- Set task: All of the entries need to be written out again, exactly as they are.
** START Entries **
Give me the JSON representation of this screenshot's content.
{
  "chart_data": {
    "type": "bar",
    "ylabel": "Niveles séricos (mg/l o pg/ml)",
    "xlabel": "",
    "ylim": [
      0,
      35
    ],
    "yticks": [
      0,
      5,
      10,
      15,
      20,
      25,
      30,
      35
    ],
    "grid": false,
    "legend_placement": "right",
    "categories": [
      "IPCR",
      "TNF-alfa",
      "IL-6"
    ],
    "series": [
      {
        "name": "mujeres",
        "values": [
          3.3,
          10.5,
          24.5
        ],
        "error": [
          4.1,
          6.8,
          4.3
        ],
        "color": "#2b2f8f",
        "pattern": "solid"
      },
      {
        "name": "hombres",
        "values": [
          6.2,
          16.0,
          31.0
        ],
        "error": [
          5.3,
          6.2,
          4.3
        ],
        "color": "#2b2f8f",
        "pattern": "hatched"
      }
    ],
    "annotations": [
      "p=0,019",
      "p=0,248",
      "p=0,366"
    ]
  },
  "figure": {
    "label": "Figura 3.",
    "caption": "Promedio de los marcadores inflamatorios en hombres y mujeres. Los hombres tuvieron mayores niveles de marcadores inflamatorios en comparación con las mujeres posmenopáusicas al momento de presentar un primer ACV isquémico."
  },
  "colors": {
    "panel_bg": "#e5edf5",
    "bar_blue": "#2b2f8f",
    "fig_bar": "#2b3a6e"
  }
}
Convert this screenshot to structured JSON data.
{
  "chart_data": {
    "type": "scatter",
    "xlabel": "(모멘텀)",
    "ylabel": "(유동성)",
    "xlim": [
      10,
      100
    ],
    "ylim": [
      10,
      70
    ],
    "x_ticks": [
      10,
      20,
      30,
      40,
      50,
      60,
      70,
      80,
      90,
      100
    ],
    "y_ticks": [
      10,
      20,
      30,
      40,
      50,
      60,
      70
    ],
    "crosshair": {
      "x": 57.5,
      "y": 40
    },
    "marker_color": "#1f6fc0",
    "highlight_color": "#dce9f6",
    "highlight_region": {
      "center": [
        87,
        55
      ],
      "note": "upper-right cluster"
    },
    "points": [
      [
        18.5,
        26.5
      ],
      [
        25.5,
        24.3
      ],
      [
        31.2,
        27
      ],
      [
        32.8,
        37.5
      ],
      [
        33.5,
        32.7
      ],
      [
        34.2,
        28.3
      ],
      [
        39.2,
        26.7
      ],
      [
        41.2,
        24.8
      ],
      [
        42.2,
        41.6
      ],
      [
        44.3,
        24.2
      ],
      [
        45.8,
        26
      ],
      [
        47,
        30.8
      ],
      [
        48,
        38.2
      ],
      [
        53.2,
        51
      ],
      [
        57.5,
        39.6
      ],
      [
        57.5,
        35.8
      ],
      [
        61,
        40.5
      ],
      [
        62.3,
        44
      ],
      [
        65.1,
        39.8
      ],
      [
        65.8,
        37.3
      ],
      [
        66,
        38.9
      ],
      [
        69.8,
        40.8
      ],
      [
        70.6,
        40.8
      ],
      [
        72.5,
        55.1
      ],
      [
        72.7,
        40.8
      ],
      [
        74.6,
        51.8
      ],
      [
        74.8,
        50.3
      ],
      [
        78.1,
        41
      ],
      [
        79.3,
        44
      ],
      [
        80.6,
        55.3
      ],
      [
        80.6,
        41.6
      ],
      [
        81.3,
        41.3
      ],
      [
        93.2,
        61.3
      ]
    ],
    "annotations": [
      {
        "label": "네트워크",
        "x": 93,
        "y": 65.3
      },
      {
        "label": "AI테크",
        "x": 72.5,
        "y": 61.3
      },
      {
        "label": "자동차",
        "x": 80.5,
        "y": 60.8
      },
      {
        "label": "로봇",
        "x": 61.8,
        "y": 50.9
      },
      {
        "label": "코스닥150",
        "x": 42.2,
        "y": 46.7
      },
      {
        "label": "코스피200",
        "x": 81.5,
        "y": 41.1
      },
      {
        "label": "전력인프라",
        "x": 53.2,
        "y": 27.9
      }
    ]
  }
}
** END Entries **
- Response below:
Give me the JSON representation of this screenshot's content.
{
  "chart_data": {
    "type": "bar",
    "ylabel": "Niveles séricos (mg/l o pg/ml)",
    "xlabel": "",
    "ylim": [
      0,
      35
    ],
    "yticks": [
      0,
      5,
      10,
      15,
      20,
      25,
      30,
      35
    ],
    "grid": false,
    "legend_placement": "right",
    "categories": [
      "IPCR",
      "TNF-alfa",
      "IL-6"
    ],
    "series": [
      {
        "name": "mujeres",
        "values": [
          3.3,
          10.5,
          24.5
        ],
        "error": [
          4.1,
          6.8,
          4.3
        ],
        "color": "#2b2f8f",
        "pattern": "solid"
      },
      {
        "name": "hombres",
        "values": [
          6.2,
          16.0,
          31.0
        ],
        "error": [
          5.3,
          6.2,
          4.3
        ],
        "color": "#2b2f8f",
        "pattern": "hatched"
      }
    ],
    "annotations": [
      "p=0,019",
      "p=0,248",
      "p=0,366"
    ]
  },
  "figure": {
    "label": "Figura 3.",
    "caption": "Promedio de los marcadores inflamatorios en hombres y mujeres. Los hombres tuvieron mayores niveles de marcadores inflamatorios en comparación con las mujeres posmenopáusicas al momento de presentar un primer ACV isquémico."
  },
  "colors": {
    "panel_bg": "#e5edf5",
    "bar_blue": "#2b2f8f",
    "fig_bar": "#2b3a6e"
  }
}
Convert this screenshot to structured JSON data.
{
  "chart_data": {
    "type": "scatter",
    "xlabel": "(모멘텀)",
    "ylabel": "(유동성)",
    "xlim": [
      10,
      100
    ],
    "ylim": [
      10,
      70
    ],
    "x_ticks": [
      10,
      20,
      30,
      40,
      50,
      60,
      70,
      80,
      90,
      100
    ],
    "y_ticks": [
      10,
      20,
      30,
      40,
      50,
      60,
      70
    ],
    "crosshair": {
      "x": 57.5,
      "y": 40
    },
    "marker_color": "#1f6fc0",
    "highlight_color": "#dce9f6",
    "highlight_region": {
      "center": [
        87,
        55
      ],
      "note": "upper-right cluster"
    },
    "points": [
      [
        18.5,
        26.5
      ],
      [
        25.5,
        24.3
      ],
      [
        31.2,
        27
      ],
      [
        32.8,
        37.5
      ],
      [
        33.5,
        32.7
      ],
      [
        34.2,
        28.3
      ],
      [
        39.2,
        26.7
      ],
      [
        41.2,
        24.8
      ],
      [
        42.2,
        41.6
      ],
      [
        44.3,
        24.2
      ],
      [
        45.8,
        26
      ],
      [
        47,
        30.8
      ],
      [
        48,
        38.2
      ],
      [
        53.2,
        51
      ],
      [
        57.5,
        39.6
      ],
      [
        57.5,
        35.8
      ],
      [
        61,
        40.5
      ],
      [
        62.3,
        44
      ],
      [
        65.1,
        39.8
      ],
      [
        65.8,
        37.3
      ],
      [
        66,
        38.9
      ],
      [
        69.8,
        40.8
      ],
      [
        70.6,
        40.8
      ],
      [
        72.5,
        55.1
      ],
      [
        72.7,
        40.8
      ],
      [
        74.6,
        51.8
      ],
      [
        74.8,
        50.3
      ],
      [
        78.1,
        41
      ],
      [
        79.3,
        44
      ],
      [
        80.6,
        55.3
      ],
      [
        80.6,
        41.6
      ],
      [
        81.3,
        41.3
      ],
      [
        93.2,
        61.3
      ]
    ],
    "annotations": [
      {
        "label": "네트워크",
        "x": 93,
        "y": 65.3
      },
      {
        "label": "AI테크",
        "x": 72.5,
        "y": 61.3
      },
      {
        "label": "자동차",
        "x": 80.5,
        "y": 60.8
      },
      {
        "label": "로봇",
        "x": 61.8,
        "y": 50.9
      },
      {
        "label": "코스닥150",
        "x": 42.2,
        "y": 46.7
      },
      {
        "label": "코스피200",
        "x": 81.5,
        "y": 41.1
      },
      {
        "label": "전력인프라",
        "x": 53.2,
        "y": 27.9
      }
    ]
  }
}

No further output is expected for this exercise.